People and organisations
- Head of state: Yitzhak Navon (until 5 May 1983) Chaim Herzog (from 5 May 1983)
- Head of government: Menachem Begin
- Member parties: Likud National Religious Party Telem Tami Tehiya Movement for the Renewal of Social Zionism Agudat Yisrael
- Status in legislature: Coalition government
- Opposition party: Alignment
- Opposition leader: Shimon Peres

History
- Election: 1981
- Legislature term: 10th Knesset
- Predecessor: 18th Cabinet of Israel
- Successor: 20th Cabinet of Israel

= Nineteenth government of Israel =

1981–83 government led by Menachem Begin

The nineteenth government of Israel was formed by Menachem Begin on 5 August 1981 following the June 1981 elections. Begin included Likud, the National Religious Party, Agudat Yisrael, Tami and Telem in his coalition, which held 63 of the 120 seats in the Knesset, and the cabinet had 17 ministers. On 26 August Tehiya joined the coalition, and the number of ministers rose to 18.

Begin resigned as Prime Minister in August 1983, and Yitzhak Shamir formed the twentieth government on 10 October, which held office until after the 1984 elections.

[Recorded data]
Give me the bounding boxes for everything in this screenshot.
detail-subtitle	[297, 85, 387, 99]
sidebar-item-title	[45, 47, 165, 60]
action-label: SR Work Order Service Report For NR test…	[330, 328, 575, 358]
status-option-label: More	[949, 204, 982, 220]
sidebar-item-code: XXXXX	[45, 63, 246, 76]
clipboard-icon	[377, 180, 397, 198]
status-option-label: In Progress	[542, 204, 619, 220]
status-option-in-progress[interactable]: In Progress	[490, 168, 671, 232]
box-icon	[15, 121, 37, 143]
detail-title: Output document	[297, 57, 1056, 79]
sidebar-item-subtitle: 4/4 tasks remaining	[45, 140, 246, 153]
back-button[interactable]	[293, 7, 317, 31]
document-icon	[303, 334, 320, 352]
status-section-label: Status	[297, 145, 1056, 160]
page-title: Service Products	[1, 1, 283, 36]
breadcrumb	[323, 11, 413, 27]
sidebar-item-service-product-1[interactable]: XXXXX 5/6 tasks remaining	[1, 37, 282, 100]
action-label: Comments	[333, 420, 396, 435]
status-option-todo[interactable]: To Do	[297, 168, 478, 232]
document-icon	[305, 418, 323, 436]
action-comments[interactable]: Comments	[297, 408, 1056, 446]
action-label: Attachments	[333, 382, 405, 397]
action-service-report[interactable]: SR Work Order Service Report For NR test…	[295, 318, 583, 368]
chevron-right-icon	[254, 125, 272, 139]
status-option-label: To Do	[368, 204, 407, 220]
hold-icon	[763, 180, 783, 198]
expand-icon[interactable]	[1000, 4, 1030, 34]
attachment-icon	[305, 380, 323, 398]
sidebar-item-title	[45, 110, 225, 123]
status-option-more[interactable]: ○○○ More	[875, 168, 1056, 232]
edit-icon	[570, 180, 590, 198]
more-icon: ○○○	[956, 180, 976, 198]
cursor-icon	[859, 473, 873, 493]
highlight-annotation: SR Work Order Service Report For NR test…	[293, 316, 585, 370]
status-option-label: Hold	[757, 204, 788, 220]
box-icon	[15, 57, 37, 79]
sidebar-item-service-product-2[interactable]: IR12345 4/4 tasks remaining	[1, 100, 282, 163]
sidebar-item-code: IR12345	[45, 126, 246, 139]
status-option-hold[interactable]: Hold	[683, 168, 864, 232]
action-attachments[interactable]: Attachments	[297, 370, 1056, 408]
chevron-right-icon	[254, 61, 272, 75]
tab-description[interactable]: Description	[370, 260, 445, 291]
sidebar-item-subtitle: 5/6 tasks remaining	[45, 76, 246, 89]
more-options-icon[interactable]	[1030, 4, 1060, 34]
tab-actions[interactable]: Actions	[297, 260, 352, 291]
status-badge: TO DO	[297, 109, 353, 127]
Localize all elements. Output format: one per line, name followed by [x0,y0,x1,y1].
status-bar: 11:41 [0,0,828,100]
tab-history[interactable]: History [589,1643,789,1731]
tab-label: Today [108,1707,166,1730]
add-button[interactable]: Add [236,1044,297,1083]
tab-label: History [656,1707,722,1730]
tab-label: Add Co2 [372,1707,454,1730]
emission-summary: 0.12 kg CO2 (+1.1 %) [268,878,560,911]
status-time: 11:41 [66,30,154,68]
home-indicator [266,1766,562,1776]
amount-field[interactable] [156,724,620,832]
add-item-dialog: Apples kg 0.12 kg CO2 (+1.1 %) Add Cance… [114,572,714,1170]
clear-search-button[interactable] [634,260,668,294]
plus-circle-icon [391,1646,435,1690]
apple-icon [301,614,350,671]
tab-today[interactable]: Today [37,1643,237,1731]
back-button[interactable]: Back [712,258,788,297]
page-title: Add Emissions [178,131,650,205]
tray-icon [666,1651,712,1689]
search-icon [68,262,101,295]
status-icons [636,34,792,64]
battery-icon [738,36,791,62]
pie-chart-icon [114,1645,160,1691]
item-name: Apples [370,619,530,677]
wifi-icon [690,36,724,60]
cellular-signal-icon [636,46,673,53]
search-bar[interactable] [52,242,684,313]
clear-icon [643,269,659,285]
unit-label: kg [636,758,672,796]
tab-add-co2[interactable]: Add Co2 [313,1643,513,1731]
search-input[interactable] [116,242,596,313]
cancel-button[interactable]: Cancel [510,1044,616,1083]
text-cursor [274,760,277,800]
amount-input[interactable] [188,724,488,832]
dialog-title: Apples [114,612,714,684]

- _Problem requirements_
Output, word for word, the part of the text on Israel's nineteenth government that opens with the words containing "The nineteenth government" and closes with "the 1984 elections.".

- _Answer for this exercise_
The nineteenth government of Israel was formed by Menachem Begin on 5 August 1981 following the June 1981 elections. Begin included Likud, the National Religious Party, Agudat Yisrael, Tami and Telem in his coalition, which held 63 of the 120 seats in the Knesset, and the cabinet had 17 ministers. On 26 August Tehiya joined the coalition, and the number of ministers rose to 18.

Begin resigned as Prime Minister in August 1983, and Yitzhak Shamir formed the twentieth government on 10 October, which held office until after the 1984 elections.